#### WRITTEN REQUEST:
Quote the lines of the items below word for word, starting at the line that contains "screen: 50% 12:32" and ending at the line that contains "Identify all the", with both of those lines included.

-- RECORDS FOR THIS EXERCISE start --

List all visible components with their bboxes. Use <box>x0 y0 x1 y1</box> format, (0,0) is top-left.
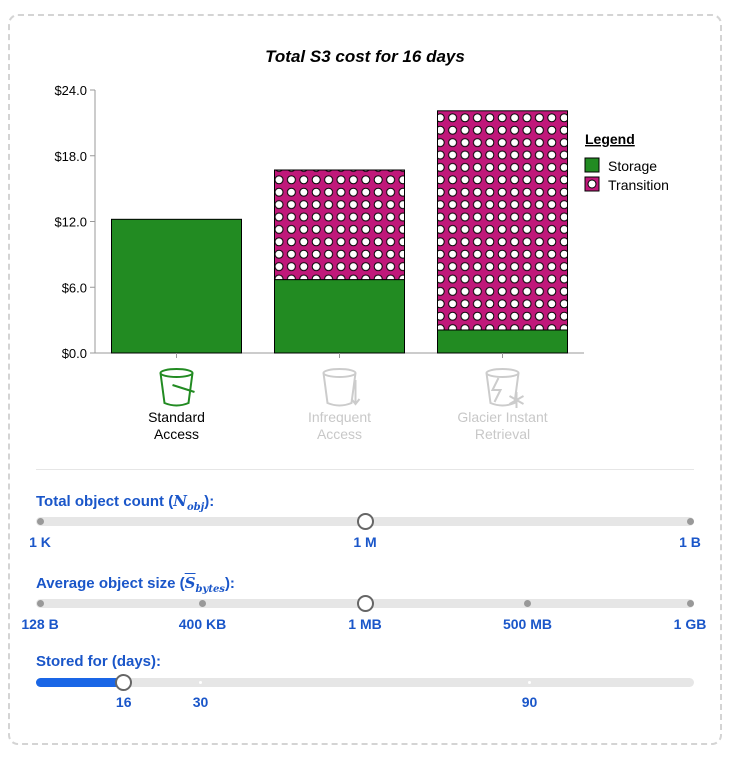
object-count-symbol: N <box>173 492 187 510</box>
object-count-slider[interactable] <box>36 513 694 530</box>
slider-tick-dot <box>686 518 694 525</box>
slider-tick-label: 90 <box>521 694 538 710</box>
legend-label-transition: Transition <box>608 177 669 193</box>
slider-tick-label: 400 KB <box>178 616 227 632</box>
object-size-label: Average object size (Sbytes): <box>36 574 235 595</box>
slider-tick-dot <box>36 600 44 607</box>
y-tick-label: $0.0 <box>62 346 87 361</box>
bucket-glacier-icon[interactable] <box>485 368 524 408</box>
category-label-0[interactable]: Standard Access <box>148 409 205 442</box>
slider-tick-dot <box>528 681 531 684</box>
object-count-label: Total object count (Nobj): <box>36 492 214 513</box>
slider-fill <box>36 678 124 687</box>
slider-tick-label: 500 MB <box>502 616 553 632</box>
y-tick-label: $6.0 <box>62 280 87 295</box>
slider-tick-dot <box>524 600 531 607</box>
object-count-subscript: obj <box>186 502 205 513</box>
slider-tick-dot <box>199 600 206 607</box>
object-size-label-prefix: Average object size ( <box>36 575 185 592</box>
legend: Legend Storage Transition <box>584 131 669 193</box>
bar-storage-0 <box>111 218 242 354</box>
legend-title: Legend <box>585 131 635 147</box>
slider-tick-label: 1 B <box>679 534 701 550</box>
bucket-infrequent-icon[interactable] <box>322 368 361 407</box>
bar-transition-2 <box>437 110 568 331</box>
legend-swatch-storage <box>584 157 600 173</box>
section-divider <box>36 469 694 470</box>
slider-thumb[interactable] <box>356 595 374 612</box>
slider-tick-label: 128 B <box>21 616 59 632</box>
stored-days-slider[interactable] <box>36 674 694 691</box>
slider-tick-label: 1 GB <box>673 616 707 632</box>
slider-tick-label: 1 MB <box>348 616 382 632</box>
slider-tick-dot <box>36 518 44 525</box>
bar-storage-2 <box>437 329 568 354</box>
slider-tick-dot <box>199 681 202 684</box>
bucket-icon[interactable] <box>159 368 195 407</box>
legend-label-storage: Storage <box>608 158 657 174</box>
object-size-subscript: bytes <box>195 584 225 595</box>
object-count-label-suffix: ): <box>204 493 215 510</box>
slider-tick-label: 1 K <box>29 534 51 550</box>
slider-value-label: 16 <box>115 694 132 710</box>
slider-tick-dot <box>686 600 694 607</box>
bar-storage-1 <box>274 279 405 354</box>
y-tick-label: $18.0 <box>54 149 87 164</box>
slider-tick-label: 1 M <box>353 534 377 550</box>
object-size-symbol: S <box>184 574 196 592</box>
stored-days-label: Stored for (days): <box>36 653 162 670</box>
y-tick-label: $12.0 <box>54 215 87 230</box>
category-label-2[interactable]: Glacier Instant Retrieval <box>457 409 547 442</box>
bar-transition-1 <box>274 169 405 281</box>
slider-thumb[interactable] <box>356 513 374 530</box>
category-label-1[interactable]: Infrequent Access <box>308 409 371 442</box>
object-size-slider[interactable] <box>36 595 694 612</box>
object-count-label-prefix: Total object count ( <box>36 493 174 510</box>
chart-title: Total S3 cost for 16 days <box>265 47 465 66</box>
legend-swatch-transition-dot <box>587 179 597 189</box>
y-tick-label: $24.0 <box>54 83 87 98</box>
cost-chart: Total S3 cost for 16 days $0.0 $6.0 $12.0 $… <box>54 47 669 442</box>
object-size-label-suffix: ): <box>224 575 235 592</box>
slider-tick-label: 30 <box>192 694 209 710</box>
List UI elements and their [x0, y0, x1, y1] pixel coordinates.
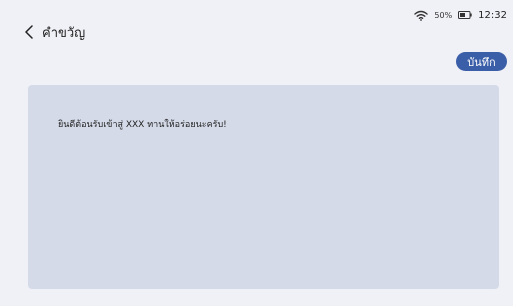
screen: 50% 12:32 คำขวัญ บันทึก ยินดีต้อนรับเข้า… — [0, 0, 513, 306]
page-title: คำขวัญ — [42, 25, 86, 41]
save-button[interactable]: บันทึก — [456, 52, 507, 71]
battery-icon — [458, 11, 472, 19]
welcome-message-text: ยินดีต้อนรับเข้าสู่ XXX ทานให้อร่อยนะครั… — [58, 120, 227, 130]
battery-percent: 50% — [434, 10, 453, 20]
wifi-icon — [414, 10, 429, 21]
welcome-message-textarea[interactable]: ยินดีต้อนรับเข้าสู่ XXX ทานให้อร่อยนะครั… — [28, 85, 499, 289]
chevron-left-icon[interactable] — [24, 25, 34, 39]
back-navigation[interactable]: คำขวัญ — [24, 22, 85, 42]
status-bar: 50% 12:32 — [414, 8, 507, 22]
clock: 12:32 — [478, 9, 507, 21]
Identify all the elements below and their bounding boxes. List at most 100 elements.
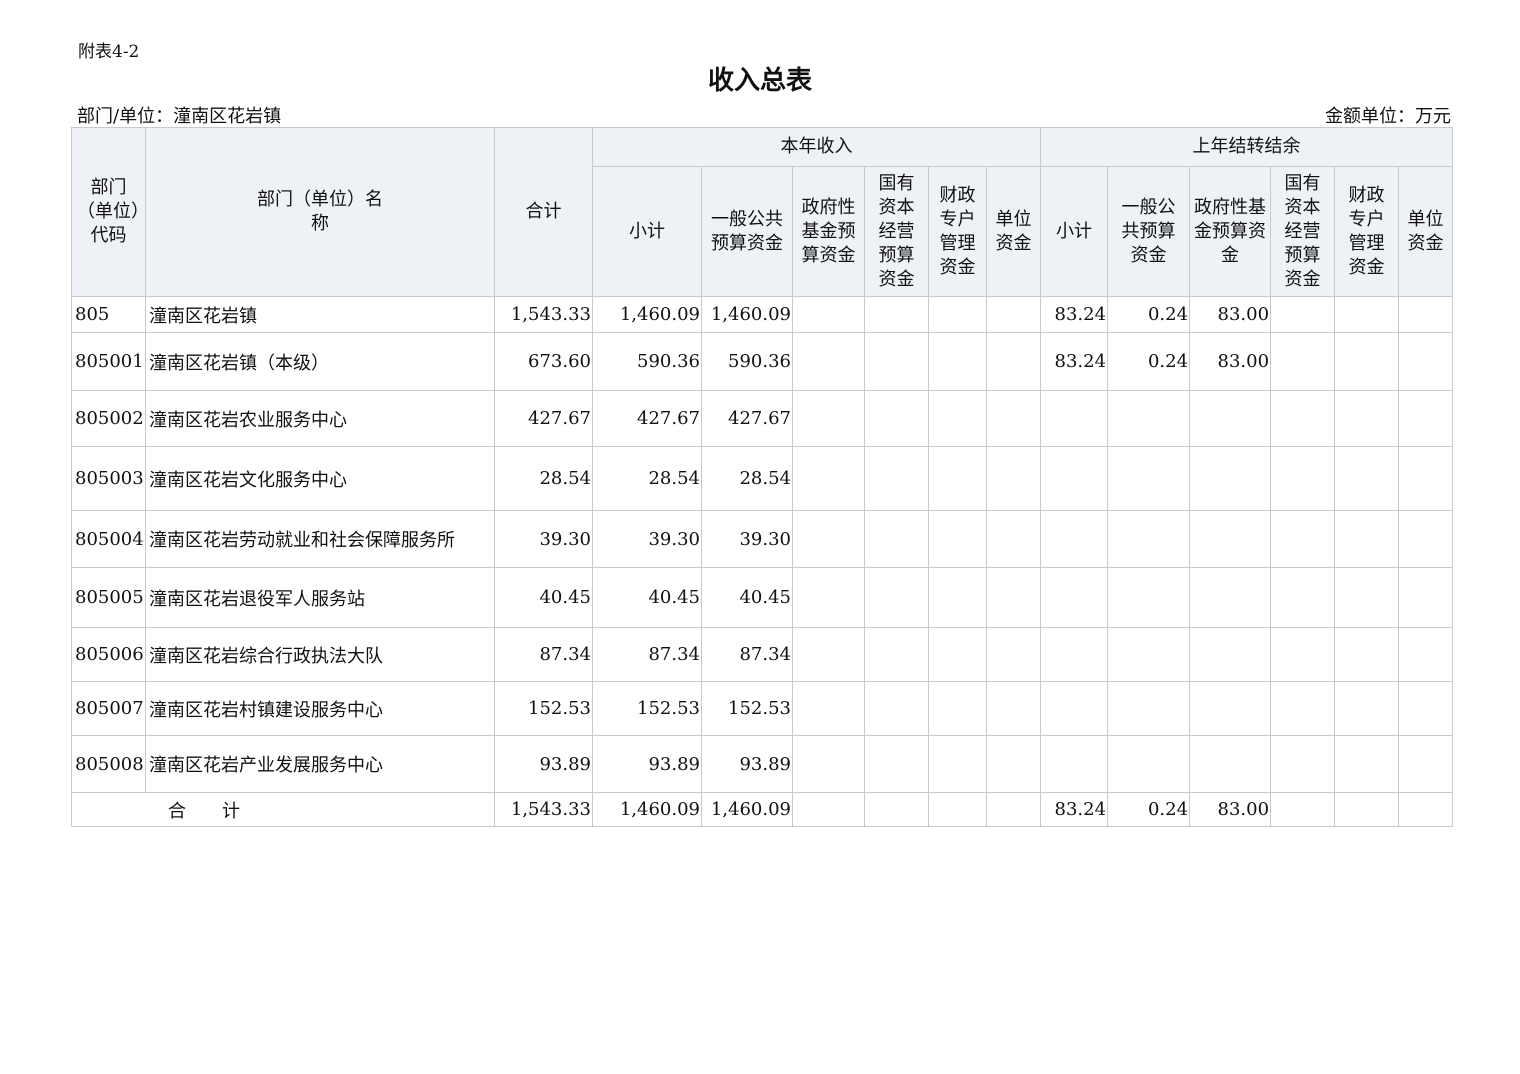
total-cur-general-budget: 1,460.09 (701, 792, 793, 827)
dept-code-cell: 805006 (71, 627, 146, 682)
cur-state-capital-cell (864, 390, 929, 447)
dept-code-cell: 805001 (71, 332, 146, 391)
table-row: 805002 潼南区花岩农业服务中心 427.67 427.67 427.67 (71, 390, 1454, 447)
prior-subtotal-cell (1040, 446, 1109, 511)
cur-general-budget-cell: 93.89 (701, 735, 793, 793)
cur-state-capital-cell (864, 296, 929, 333)
prior-special-account-cell (1334, 390, 1400, 447)
header-prior-unit-funds: 单位资金 (1398, 166, 1454, 297)
prior-gov-fund-cell (1189, 446, 1272, 511)
table-row: 805 潼南区花岩镇 1,543.33 1,460.09 1,460.09 83.24 0.… (71, 296, 1454, 333)
prior-unit-funds-cell (1398, 567, 1454, 628)
prior-gov-fund-cell (1189, 510, 1272, 568)
dept-name-cell: 潼南区花岩镇（本级） (145, 332, 495, 391)
table-row: 805003 潼南区花岩文化服务中心 28.54 28.54 28.54 (71, 446, 1454, 511)
dept-code-cell: 805002 (71, 390, 146, 447)
cur-gov-fund-cell (792, 390, 865, 447)
total-label: 合 计 (71, 792, 495, 827)
total-cell: 39.30 (494, 510, 593, 568)
cur-state-capital-cell (864, 627, 929, 682)
prior-subtotal-cell: 83.24 (1040, 296, 1109, 333)
total-cell: 427.67 (494, 390, 593, 447)
cur-general-budget-cell: 590.36 (701, 332, 793, 391)
cur-state-capital-cell (864, 332, 929, 391)
cur-unit-funds-cell (985, 735, 1042, 793)
dept-code-cell: 805008 (71, 735, 146, 793)
total-cell: 1,543.33 (494, 792, 593, 827)
prior-general-budget-cell (1107, 390, 1191, 447)
total-prior-unit-funds (1398, 792, 1454, 827)
prior-gov-fund-cell (1189, 390, 1272, 447)
cur-unit-funds-cell (985, 296, 1042, 333)
cur-gov-fund-cell (792, 735, 865, 793)
total-prior-gov-fund: 83.00 (1189, 792, 1272, 827)
dept-name-cell: 潼南区花岩综合行政执法大队 (145, 627, 495, 682)
dept-code-cell: 805007 (71, 681, 146, 736)
total-cell: 40.45 (494, 567, 593, 628)
cur-subtotal-cell: 427.67 (592, 390, 702, 447)
dept-code-cell: 805004 (71, 510, 146, 568)
prior-subtotal-cell (1040, 390, 1109, 447)
table-row: 805007 潼南区花岩村镇建设服务中心 152.53 152.53 152.53 (71, 681, 1454, 736)
header-prior-general-budget: 一般公共预算资金 (1107, 166, 1191, 297)
prior-gov-fund-cell (1189, 681, 1272, 736)
prior-gov-fund-cell (1189, 735, 1272, 793)
cur-subtotal-cell: 152.53 (592, 681, 702, 736)
cur-general-budget-cell: 152.53 (701, 681, 793, 736)
cur-unit-funds-cell (985, 446, 1042, 511)
table-row: 805006 潼南区花岩综合行政执法大队 87.34 87.34 87.34 (71, 627, 1454, 682)
dept-name-cell: 潼南区花岩镇 (145, 296, 495, 333)
cur-general-budget-cell: 87.34 (701, 627, 793, 682)
prior-gov-fund-cell: 83.00 (1189, 296, 1272, 333)
prior-unit-funds-cell (1398, 332, 1454, 391)
cur-state-capital-cell (864, 681, 929, 736)
dept-name-cell: 潼南区花岩村镇建设服务中心 (145, 681, 495, 736)
table-row: 805004 潼南区花岩劳动就业和社会保障服务所 39.30 39.30 39.30 (71, 510, 1454, 568)
total-cell: 87.34 (494, 627, 593, 682)
cur-unit-funds-cell (985, 567, 1042, 628)
header-prior-special-account: 财政专户管理资金 (1334, 166, 1400, 297)
prior-special-account-cell (1334, 567, 1400, 628)
cur-gov-fund-cell (792, 296, 865, 333)
total-cur-gov-fund (792, 792, 865, 827)
dept-code-cell: 805 (71, 296, 146, 333)
cur-subtotal-cell: 28.54 (592, 446, 702, 511)
table-row: 805001 潼南区花岩镇（本级） 673.60 590.36 590.36 83.24 0… (71, 332, 1454, 391)
cur-special-account-cell (928, 735, 987, 793)
prior-special-account-cell (1334, 332, 1400, 391)
prior-gov-fund-cell (1189, 567, 1272, 628)
total-cur-special-account (928, 792, 987, 827)
total-cell: 1,543.33 (494, 296, 593, 333)
prior-general-budget-cell: 0.24 (1107, 332, 1191, 391)
header-cur-general-budget: 一般公共预算资金 (701, 166, 793, 297)
department-label: 部门/单位：潼南区花岩镇 (77, 106, 282, 127)
header-cur-unit-funds: 单位资金 (985, 166, 1042, 297)
total-row: 合 计 1,543.33 1,460.09 1,460.09 83.24 0.2… (71, 792, 1454, 827)
prior-special-account-cell (1334, 681, 1400, 736)
cur-subtotal-cell: 39.30 (592, 510, 702, 568)
cur-special-account-cell (928, 627, 987, 682)
page-title: 收入总表 (707, 66, 812, 96)
dept-name-cell: 潼南区花岩产业发展服务中心 (145, 735, 495, 793)
cur-gov-fund-cell (792, 681, 865, 736)
prior-gov-fund-cell (1189, 627, 1272, 682)
cur-special-account-cell (928, 390, 987, 447)
prior-special-account-cell (1334, 627, 1400, 682)
cur-subtotal-cell: 93.89 (592, 735, 702, 793)
header-prior-gov-fund: 政府性基金预算资金 (1189, 166, 1272, 297)
total-cell: 28.54 (494, 446, 593, 511)
prior-unit-funds-cell (1398, 510, 1454, 568)
cur-unit-funds-cell (985, 510, 1042, 568)
prior-state-capital-cell (1270, 296, 1336, 333)
prior-state-capital-cell (1270, 681, 1336, 736)
cur-special-account-cell (928, 332, 987, 391)
total-prior-special-account (1334, 792, 1400, 827)
prior-special-account-cell (1334, 296, 1400, 333)
cur-state-capital-cell (864, 510, 929, 568)
header-prior-subtotal: 小计 (1040, 166, 1109, 297)
cur-subtotal-cell: 40.45 (592, 567, 702, 628)
cur-special-account-cell (928, 567, 987, 628)
cur-state-capital-cell (864, 735, 929, 793)
prior-state-capital-cell (1270, 510, 1336, 568)
prior-subtotal-cell: 83.24 (1040, 332, 1109, 391)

-- RECORDS FOR THIS EXERCISE end --

#### THE REPLY:
screen: 50% 12:32 คำขวัญ บันทึก ยินดีต้อนรับเข้า… — [0, 0, 513, 306]
page-title: คำขวัญ — [42, 25, 86, 41]
save-button[interactable]: บันทึก — [456, 52, 507, 71]
battery-icon — [458, 11, 472, 19]
welcome-message-text: ยินดีต้อนรับเข้าสู่ XXX ทานให้อร่อยนะครั… — [58, 120, 227, 130]
battery-percent: 50% — [434, 10, 453, 20]
wifi-icon — [414, 10, 429, 21]
welcome-message-textarea[interactable]: ยินดีต้อนรับเข้าสู่ XXX ทานให้อร่อยนะครั… — [28, 85, 499, 289]
chevron-left-icon[interactable] — [24, 25, 34, 39]
back-navigation[interactable]: คำขวัญ — [24, 22, 85, 42]
status-bar: 50% 12:32 — [414, 8, 507, 22]
clock: 12:32 — [478, 9, 507, 21]
Identify all the elements below and their bounding boxes. List at most 100 elements.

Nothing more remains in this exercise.